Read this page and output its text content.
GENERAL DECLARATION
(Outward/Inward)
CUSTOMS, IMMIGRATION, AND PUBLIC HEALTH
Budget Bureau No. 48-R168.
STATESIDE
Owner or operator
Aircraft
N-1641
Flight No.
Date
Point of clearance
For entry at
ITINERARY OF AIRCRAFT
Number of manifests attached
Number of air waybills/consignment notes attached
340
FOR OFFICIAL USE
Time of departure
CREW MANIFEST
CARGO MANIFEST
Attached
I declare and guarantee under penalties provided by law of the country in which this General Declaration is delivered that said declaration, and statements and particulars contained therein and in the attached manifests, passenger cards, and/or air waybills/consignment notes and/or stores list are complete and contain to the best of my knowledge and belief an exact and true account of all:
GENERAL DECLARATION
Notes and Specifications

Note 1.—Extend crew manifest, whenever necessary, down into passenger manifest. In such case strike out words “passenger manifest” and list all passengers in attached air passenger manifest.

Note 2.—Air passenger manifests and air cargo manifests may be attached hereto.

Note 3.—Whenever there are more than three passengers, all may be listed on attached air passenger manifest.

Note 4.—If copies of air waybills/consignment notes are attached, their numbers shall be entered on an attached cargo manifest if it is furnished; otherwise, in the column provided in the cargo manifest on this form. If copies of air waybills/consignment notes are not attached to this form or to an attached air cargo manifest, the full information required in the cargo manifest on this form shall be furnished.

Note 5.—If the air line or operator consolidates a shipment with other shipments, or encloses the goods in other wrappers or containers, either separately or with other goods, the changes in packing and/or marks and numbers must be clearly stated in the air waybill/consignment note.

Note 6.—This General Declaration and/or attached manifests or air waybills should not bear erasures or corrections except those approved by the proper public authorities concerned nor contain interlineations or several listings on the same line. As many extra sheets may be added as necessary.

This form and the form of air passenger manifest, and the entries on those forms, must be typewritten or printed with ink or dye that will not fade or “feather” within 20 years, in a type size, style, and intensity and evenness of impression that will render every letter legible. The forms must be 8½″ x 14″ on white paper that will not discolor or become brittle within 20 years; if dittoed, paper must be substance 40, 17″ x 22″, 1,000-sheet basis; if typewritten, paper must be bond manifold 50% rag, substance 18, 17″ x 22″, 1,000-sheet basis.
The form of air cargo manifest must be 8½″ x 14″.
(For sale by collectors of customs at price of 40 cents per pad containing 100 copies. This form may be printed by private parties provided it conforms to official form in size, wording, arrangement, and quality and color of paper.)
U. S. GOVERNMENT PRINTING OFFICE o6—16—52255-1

○ ○ ○ ○

WHAT THE TASK REQUIRES — Repeat the preceding lines exactly, please, every one of them.

EXERCISE RESULT —
Read this page and output its text content.
GENERAL DECLARATION
(Outward/Inward)
CUSTOMS, IMMIGRATION, AND PUBLIC HEALTH
Budget Bureau No. 48-R168.
STATESIDE
Owner or operator
Aircraft
N-1641
Flight No.
Date
Point of clearance
For entry at
ITINERARY OF AIRCRAFT
Number of manifests attached
Number of air waybills/consignment notes attached
340
FOR OFFICIAL USE
Time of departure
CREW MANIFEST
CARGO MANIFEST
Attached
I declare and guarantee under penalties provided by law of the country in which this General Declaration is delivered that said declaration, and statements and particulars contained therein and in the attached manifests, passenger cards, and/or air waybills/consignment notes and/or stores list are complete and contain to the best of my knowledge and belief an exact and true account of all:
GENERAL DECLARATION
Notes and Specifications

Note 1.—Extend crew manifest, whenever necessary, down into passenger manifest. In such case strike out words “passenger manifest” and list all passengers in attached air passenger manifest.

Note 2.—Air passenger manifests and air cargo manifests may be attached hereto.

Note 3.—Whenever there are more than three passengers, all may be listed on attached air passenger manifest.

Note 4.—If copies of air waybills/consignment notes are attached, their numbers shall be entered on an attached cargo manifest if it is furnished; otherwise, in the column provided in the cargo manifest on this form. If copies of air waybills/consignment notes are not attached to this form or to an attached air cargo manifest, the full information required in the cargo manifest on this form shall be furnished.

Note 5.—If the air line or operator consolidates a shipment with other shipments, or encloses the goods in other wrappers or containers, either separately or with other goods, the changes in packing and/or marks and numbers must be clearly stated in the air waybill/consignment note.

Note 6.—This General Declaration and/or attached manifests or air waybills should not bear erasures or corrections except those approved by the proper public authorities concerned nor contain interlineations or several listings on the same line. As many extra sheets may be added as necessary.

This form and the form of air passenger manifest, and the entries on those forms, must be typewritten or printed with ink or dye that will not fade or “feather” within 20 years, in a type size, style, and intensity and evenness of impression that will render every letter legible. The forms must be 8½″ x 14″ on white paper that will not discolor or become brittle within 20 years; if dittoed, paper must be substance 40, 17″ x 22″, 1,000-sheet basis; if typewritten, paper must be bond manifold 50% rag, substance 18, 17″ x 22″, 1,000-sheet basis.
The form of air cargo manifest must be 8½″ x 14″.
(For sale by collectors of customs at price of 40 cents per pad containing 100 copies. This form may be printed by private parties provided it conforms to official form in size, wording, arrangement, and quality and color of paper.)
U. S. GOVERNMENT PRINTING OFFICE o6—16—52255-1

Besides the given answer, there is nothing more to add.